Pictures do not belong in the copy; transcribe everything else in the records exactly.

Records contained in a dataset:
## BEGIN

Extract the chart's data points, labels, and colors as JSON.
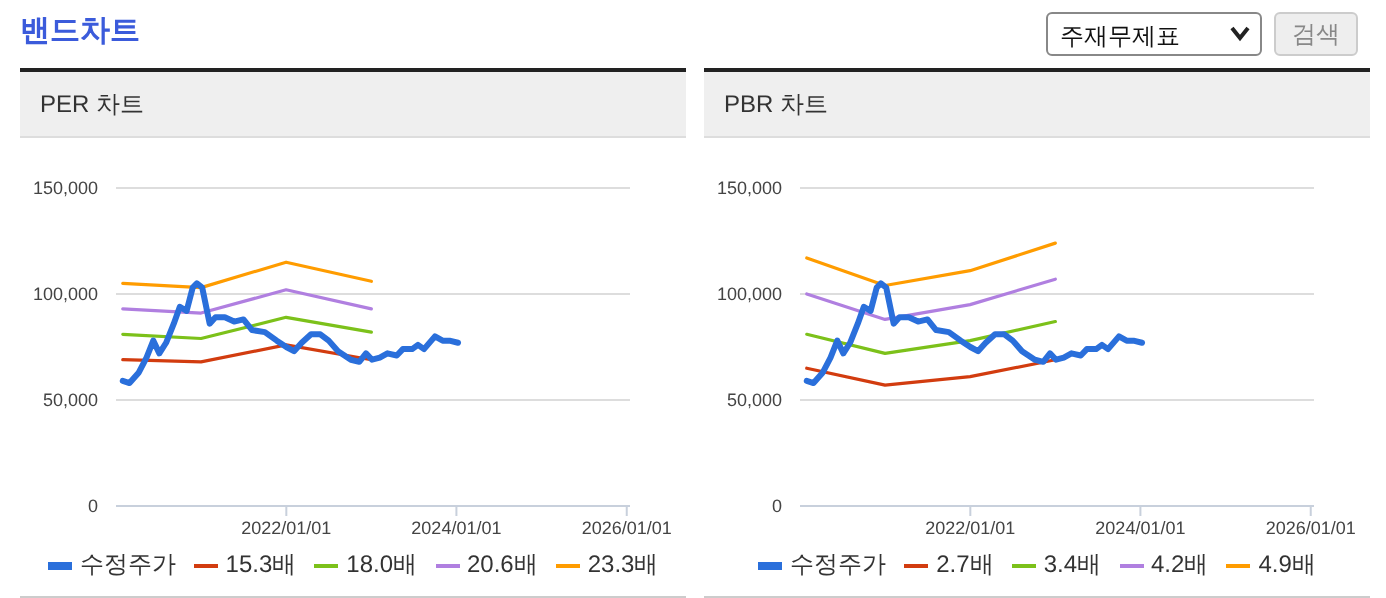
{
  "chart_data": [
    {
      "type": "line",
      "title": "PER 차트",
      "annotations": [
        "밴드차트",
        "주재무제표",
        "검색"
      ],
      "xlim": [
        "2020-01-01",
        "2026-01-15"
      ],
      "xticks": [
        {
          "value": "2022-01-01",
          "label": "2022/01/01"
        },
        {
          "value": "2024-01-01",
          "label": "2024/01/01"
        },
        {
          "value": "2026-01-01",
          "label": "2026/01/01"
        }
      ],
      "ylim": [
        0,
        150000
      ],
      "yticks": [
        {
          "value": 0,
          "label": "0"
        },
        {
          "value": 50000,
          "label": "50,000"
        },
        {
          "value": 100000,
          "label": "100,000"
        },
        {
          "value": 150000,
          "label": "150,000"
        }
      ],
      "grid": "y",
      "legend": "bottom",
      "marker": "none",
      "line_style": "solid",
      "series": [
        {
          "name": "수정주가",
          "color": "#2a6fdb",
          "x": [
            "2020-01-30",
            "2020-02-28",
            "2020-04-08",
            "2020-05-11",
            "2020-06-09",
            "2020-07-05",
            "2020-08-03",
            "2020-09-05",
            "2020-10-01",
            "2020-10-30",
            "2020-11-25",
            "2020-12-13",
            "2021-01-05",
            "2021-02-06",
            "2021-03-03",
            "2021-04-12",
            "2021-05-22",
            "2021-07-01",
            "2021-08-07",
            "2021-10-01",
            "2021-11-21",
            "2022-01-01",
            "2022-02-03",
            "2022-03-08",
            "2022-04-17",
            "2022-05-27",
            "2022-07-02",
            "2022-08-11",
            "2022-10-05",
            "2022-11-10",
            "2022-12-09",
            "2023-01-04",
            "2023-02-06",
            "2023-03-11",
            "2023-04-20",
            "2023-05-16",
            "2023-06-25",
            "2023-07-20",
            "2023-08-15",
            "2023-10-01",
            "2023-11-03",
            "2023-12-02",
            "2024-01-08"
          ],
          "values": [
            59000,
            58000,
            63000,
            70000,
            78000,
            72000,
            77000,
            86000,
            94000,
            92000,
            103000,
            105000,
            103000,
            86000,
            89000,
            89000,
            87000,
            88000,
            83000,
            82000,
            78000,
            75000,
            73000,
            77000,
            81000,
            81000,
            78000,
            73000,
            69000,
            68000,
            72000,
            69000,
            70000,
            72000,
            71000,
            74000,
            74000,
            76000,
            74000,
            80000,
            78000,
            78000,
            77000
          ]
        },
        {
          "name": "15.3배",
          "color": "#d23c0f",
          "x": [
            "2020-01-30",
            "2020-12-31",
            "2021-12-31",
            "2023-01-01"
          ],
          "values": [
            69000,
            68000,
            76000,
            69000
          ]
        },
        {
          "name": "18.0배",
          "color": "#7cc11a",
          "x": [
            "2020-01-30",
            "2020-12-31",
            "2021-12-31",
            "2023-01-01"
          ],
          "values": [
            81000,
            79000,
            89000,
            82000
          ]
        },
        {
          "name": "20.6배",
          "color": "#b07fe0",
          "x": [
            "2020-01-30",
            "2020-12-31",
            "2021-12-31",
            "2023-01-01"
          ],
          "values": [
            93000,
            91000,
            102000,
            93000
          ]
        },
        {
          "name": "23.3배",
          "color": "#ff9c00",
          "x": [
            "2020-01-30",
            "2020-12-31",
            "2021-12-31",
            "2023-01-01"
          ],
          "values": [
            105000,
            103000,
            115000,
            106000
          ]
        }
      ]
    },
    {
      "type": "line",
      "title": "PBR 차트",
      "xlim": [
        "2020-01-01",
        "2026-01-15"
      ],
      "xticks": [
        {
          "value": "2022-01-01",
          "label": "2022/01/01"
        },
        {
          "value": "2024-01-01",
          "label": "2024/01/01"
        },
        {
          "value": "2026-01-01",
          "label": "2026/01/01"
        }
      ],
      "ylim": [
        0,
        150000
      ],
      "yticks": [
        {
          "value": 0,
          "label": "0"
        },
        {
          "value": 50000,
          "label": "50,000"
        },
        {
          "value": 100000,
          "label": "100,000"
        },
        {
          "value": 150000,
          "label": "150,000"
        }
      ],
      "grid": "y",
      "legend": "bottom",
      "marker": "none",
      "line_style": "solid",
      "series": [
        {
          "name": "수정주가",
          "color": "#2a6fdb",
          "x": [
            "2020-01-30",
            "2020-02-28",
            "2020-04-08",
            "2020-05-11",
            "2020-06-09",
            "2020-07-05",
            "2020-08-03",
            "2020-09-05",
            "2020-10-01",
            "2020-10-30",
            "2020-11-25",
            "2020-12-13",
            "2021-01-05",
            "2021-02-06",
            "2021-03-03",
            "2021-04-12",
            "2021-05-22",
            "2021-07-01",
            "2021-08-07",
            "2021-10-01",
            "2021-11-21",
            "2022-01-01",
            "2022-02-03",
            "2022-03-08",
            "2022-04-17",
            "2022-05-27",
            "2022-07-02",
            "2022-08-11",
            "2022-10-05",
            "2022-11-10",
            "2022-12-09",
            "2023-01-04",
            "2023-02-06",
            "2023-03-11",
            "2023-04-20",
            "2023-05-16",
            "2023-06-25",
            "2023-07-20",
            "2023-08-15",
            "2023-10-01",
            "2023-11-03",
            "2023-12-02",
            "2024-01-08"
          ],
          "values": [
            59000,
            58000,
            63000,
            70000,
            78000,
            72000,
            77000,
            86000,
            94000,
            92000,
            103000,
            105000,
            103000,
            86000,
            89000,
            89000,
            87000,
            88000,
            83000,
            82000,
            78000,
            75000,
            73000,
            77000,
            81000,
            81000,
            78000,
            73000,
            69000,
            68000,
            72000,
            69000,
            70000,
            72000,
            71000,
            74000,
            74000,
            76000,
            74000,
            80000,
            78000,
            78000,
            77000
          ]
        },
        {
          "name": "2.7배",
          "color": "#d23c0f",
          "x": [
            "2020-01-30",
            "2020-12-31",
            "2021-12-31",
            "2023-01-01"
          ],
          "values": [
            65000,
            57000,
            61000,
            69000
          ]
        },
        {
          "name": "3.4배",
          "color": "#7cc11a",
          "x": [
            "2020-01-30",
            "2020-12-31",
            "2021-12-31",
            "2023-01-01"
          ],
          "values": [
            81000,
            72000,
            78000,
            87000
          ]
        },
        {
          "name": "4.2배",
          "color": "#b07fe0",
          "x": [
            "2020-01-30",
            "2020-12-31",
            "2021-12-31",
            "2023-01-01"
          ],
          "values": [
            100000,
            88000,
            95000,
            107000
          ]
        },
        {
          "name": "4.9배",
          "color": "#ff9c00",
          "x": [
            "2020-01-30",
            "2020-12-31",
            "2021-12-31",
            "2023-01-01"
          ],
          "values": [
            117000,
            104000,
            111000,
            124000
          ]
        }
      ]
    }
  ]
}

## END

Exercise response:
Extract the chart's data points, labels, and colors as JSON.
{
  "chart_data": [
    {
      "type": "line",
      "title": "PER 차트",
      "annotations": [
        "밴드차트",
        "주재무제표",
        "검색"
      ],
      "xlim": [
        "2020-01-01",
        "2026-01-15"
      ],
      "xticks": [
        {
          "value": "2022-01-01",
          "label": "2022/01/01"
        },
        {
          "value": "2024-01-01",
          "label": "2024/01/01"
        },
        {
          "value": "2026-01-01",
          "label": "2026/01/01"
        }
      ],
      "ylim": [
        0,
        150000
      ],
      "yticks": [
        {
          "value": 0,
          "label": "0"
        },
        {
          "value": 50000,
          "label": "50,000"
        },
        {
          "value": 100000,
          "label": "100,000"
        },
        {
          "value": 150000,
          "label": "150,000"
        }
      ],
      "grid": "y",
      "legend": "bottom",
      "marker": "none",
      "line_style": "solid",
      "series": [
        {
          "name": "수정주가",
          "color": "#2a6fdb",
          "x": [
            "2020-01-30",
            "2020-02-28",
            "2020-04-08",
            "2020-05-11",
            "2020-06-09",
            "2020-07-05",
            "2020-08-03",
            "2020-09-05",
            "2020-10-01",
            "2020-10-30",
            "2020-11-25",
            "2020-12-13",
            "2021-01-05",
            "2021-02-06",
            "2021-03-03",
            "2021-04-12",
            "2021-05-22",
            "2021-07-01",
            "2021-08-07",
            "2021-10-01",
            "2021-11-21",
            "2022-01-01",
            "2022-02-03",
            "2022-03-08",
            "2022-04-17",
            "2022-05-27",
            "2022-07-02",
            "2022-08-11",
            "2022-10-05",
            "2022-11-10",
            "2022-12-09",
            "2023-01-04",
            "2023-02-06",
            "2023-03-11",
            "2023-04-20",
            "2023-05-16",
            "2023-06-25",
            "2023-07-20",
            "2023-08-15",
            "2023-10-01",
            "2023-11-03",
            "2023-12-02",
            "2024-01-08"
          ],
          "values": [
            59000,
            58000,
            63000,
            70000,
            78000,
            72000,
            77000,
            86000,
            94000,
            92000,
            103000,
            105000,
            103000,
            86000,
            89000,
            89000,
            87000,
            88000,
            83000,
            82000,
            78000,
            75000,
            73000,
            77000,
            81000,
            81000,
            78000,
            73000,
            69000,
            68000,
            72000,
            69000,
            70000,
            72000,
            71000,
            74000,
            74000,
            76000,
            74000,
            80000,
            78000,
            78000,
            77000
          ]
        },
        {
          "name": "15.3배",
          "color": "#d23c0f",
          "x": [
            "2020-01-30",
            "2020-12-31",
            "2021-12-31",
            "2023-01-01"
          ],
          "values": [
            69000,
            68000,
            76000,
            69000
          ]
        },
        {
          "name": "18.0배",
          "color": "#7cc11a",
          "x": [
            "2020-01-30",
            "2020-12-31",
            "2021-12-31",
            "2023-01-01"
          ],
          "values": [
            81000,
            79000,
            89000,
            82000
          ]
        },
        {
          "name": "20.6배",
          "color": "#b07fe0",
          "x": [
            "2020-01-30",
            "2020-12-31",
            "2021-12-31",
            "2023-01-01"
          ],
          "values": [
            93000,
            91000,
            102000,
            93000
          ]
        },
        {
          "name": "23.3배",
          "color": "#ff9c00",
          "x": [
            "2020-01-30",
            "2020-12-31",
            "2021-12-31",
            "2023-01-01"
          ],
          "values": [
            105000,
            103000,
            115000,
            106000
          ]
        }
      ]
    },
    {
      "type": "line",
      "title": "PBR 차트",
      "xlim": [
        "2020-01-01",
        "2026-01-15"
      ],
      "xticks": [
        {
          "value": "2022-01-01",
          "label": "2022/01/01"
        },
        {
          "value": "2024-01-01",
          "label": "2024/01/01"
        },
        {
          "value": "2026-01-01",
          "label": "2026/01/01"
        }
      ],
      "ylim": [
        0,
        150000
      ],
      "yticks": [
        {
          "value": 0,
          "label": "0"
        },
        {
          "value": 50000,
          "label": "50,000"
        },
        {
          "value": 100000,
          "label": "100,000"
        },
        {
          "value": 150000,
          "label": "150,000"
        }
      ],
      "grid": "y",
      "legend": "bottom",
      "marker": "none",
      "line_style": "solid",
      "series": [
        {
          "name": "수정주가",
          "color": "#2a6fdb",
          "x": [
            "2020-01-30",
            "2020-02-28",
            "2020-04-08",
            "2020-05-11",
            "2020-06-09",
            "2020-07-05",
            "2020-08-03",
            "2020-09-05",
            "2020-10-01",
            "2020-10-30",
            "2020-11-25",
            "2020-12-13",
            "2021-01-05",
            "2021-02-06",
            "2021-03-03",
            "2021-04-12",
            "2021-05-22",
            "2021-07-01",
            "2021-08-07",
            "2021-10-01",
            "2021-11-21",
            "2022-01-01",
            "2022-02-03",
            "2022-03-08",
            "2022-04-17",
            "2022-05-27",
            "2022-07-02",
            "2022-08-11",
            "2022-10-05",
            "2022-11-10",
            "2022-12-09",
            "2023-01-04",
            "2023-02-06",
            "2023-03-11",
            "2023-04-20",
            "2023-05-16",
            "2023-06-25",
            "2023-07-20",
            "2023-08-15",
            "2023-10-01",
            "2023-11-03",
            "2023-12-02",
            "2024-01-08"
          ],
          "values": [
            59000,
            58000,
            63000,
            70000,
            78000,
            72000,
            77000,
            86000,
            94000,
            92000,
            103000,
            105000,
            103000,
            86000,
            89000,
            89000,
            87000,
            88000,
            83000,
            82000,
            78000,
            75000,
            73000,
            77000,
            81000,
            81000,
            78000,
            73000,
            69000,
            68000,
            72000,
            69000,
            70000,
            72000,
            71000,
            74000,
            74000,
            76000,
            74000,
            80000,
            78000,
            78000,
            77000
          ]
        },
        {
          "name": "2.7배",
          "color": "#d23c0f",
          "x": [
            "2020-01-30",
            "2020-12-31",
            "2021-12-31",
            "2023-01-01"
          ],
          "values": [
            65000,
            57000,
            61000,
            69000
          ]
        },
        {
          "name": "3.4배",
          "color": "#7cc11a",
          "x": [
            "2020-01-30",
            "2020-12-31",
            "2021-12-31",
            "2023-01-01"
          ],
          "values": [
            81000,
            72000,
            78000,
            87000
          ]
        },
        {
          "name": "4.2배",
          "color": "#b07fe0",
          "x": [
            "2020-01-30",
            "2020-12-31",
            "2021-12-31",
            "2023-01-01"
          ],
          "values": [
            100000,
            88000,
            95000,
            107000
          ]
        },
        {
          "name": "4.9배",
          "color": "#ff9c00",
          "x": [
            "2020-01-30",
            "2020-12-31",
            "2021-12-31",
            "2023-01-01"
          ],
          "values": [
            117000,
            104000,
            111000,
            124000
          ]
        }
      ]
    }
  ]
}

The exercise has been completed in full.